> Set problem:
Copy all the data exactly, except the pictures.

+++ Dataset records +++

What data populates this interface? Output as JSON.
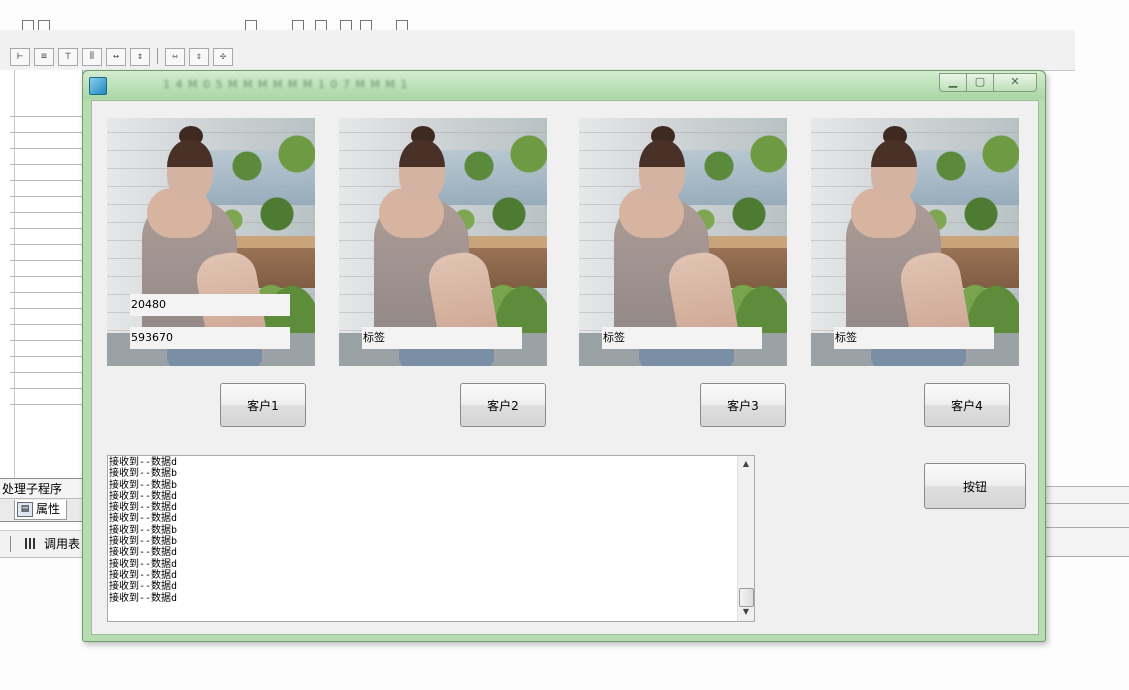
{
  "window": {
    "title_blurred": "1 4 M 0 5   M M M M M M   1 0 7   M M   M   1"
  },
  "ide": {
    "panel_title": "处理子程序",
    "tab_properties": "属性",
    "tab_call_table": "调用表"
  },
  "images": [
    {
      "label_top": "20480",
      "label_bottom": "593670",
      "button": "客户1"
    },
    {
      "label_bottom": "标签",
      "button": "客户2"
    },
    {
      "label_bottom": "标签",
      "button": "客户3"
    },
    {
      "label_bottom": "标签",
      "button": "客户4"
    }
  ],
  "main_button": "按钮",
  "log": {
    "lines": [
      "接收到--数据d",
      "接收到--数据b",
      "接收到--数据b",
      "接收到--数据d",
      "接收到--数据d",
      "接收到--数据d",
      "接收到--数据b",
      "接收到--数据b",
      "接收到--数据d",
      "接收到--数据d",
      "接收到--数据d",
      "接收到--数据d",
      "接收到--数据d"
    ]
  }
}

+++

> Solved problem:
What data populates this interface? Output as JSON.
{
  "window": {
    "title_blurred": "1 4 M 0 5   M M M M M M   1 0 7   M M   M   1"
  },
  "ide": {
    "panel_title": "处理子程序",
    "tab_properties": "属性",
    "tab_call_table": "调用表"
  },
  "images": [
    {
      "label_top": "20480",
      "label_bottom": "593670",
      "button": "客户1"
    },
    {
      "label_bottom": "标签",
      "button": "客户2"
    },
    {
      "label_bottom": "标签",
      "button": "客户3"
    },
    {
      "label_bottom": "标签",
      "button": "客户4"
    }
  ],
  "main_button": "按钮",
  "log": {
    "lines": [
      "接收到--数据d",
      "接收到--数据b",
      "接收到--数据b",
      "接收到--数据d",
      "接收到--数据d",
      "接收到--数据d",
      "接收到--数据b",
      "接收到--数据b",
      "接收到--数据d",
      "接收到--数据d",
      "接收到--数据d",
      "接收到--数据d",
      "接收到--数据d"
    ]
  }
}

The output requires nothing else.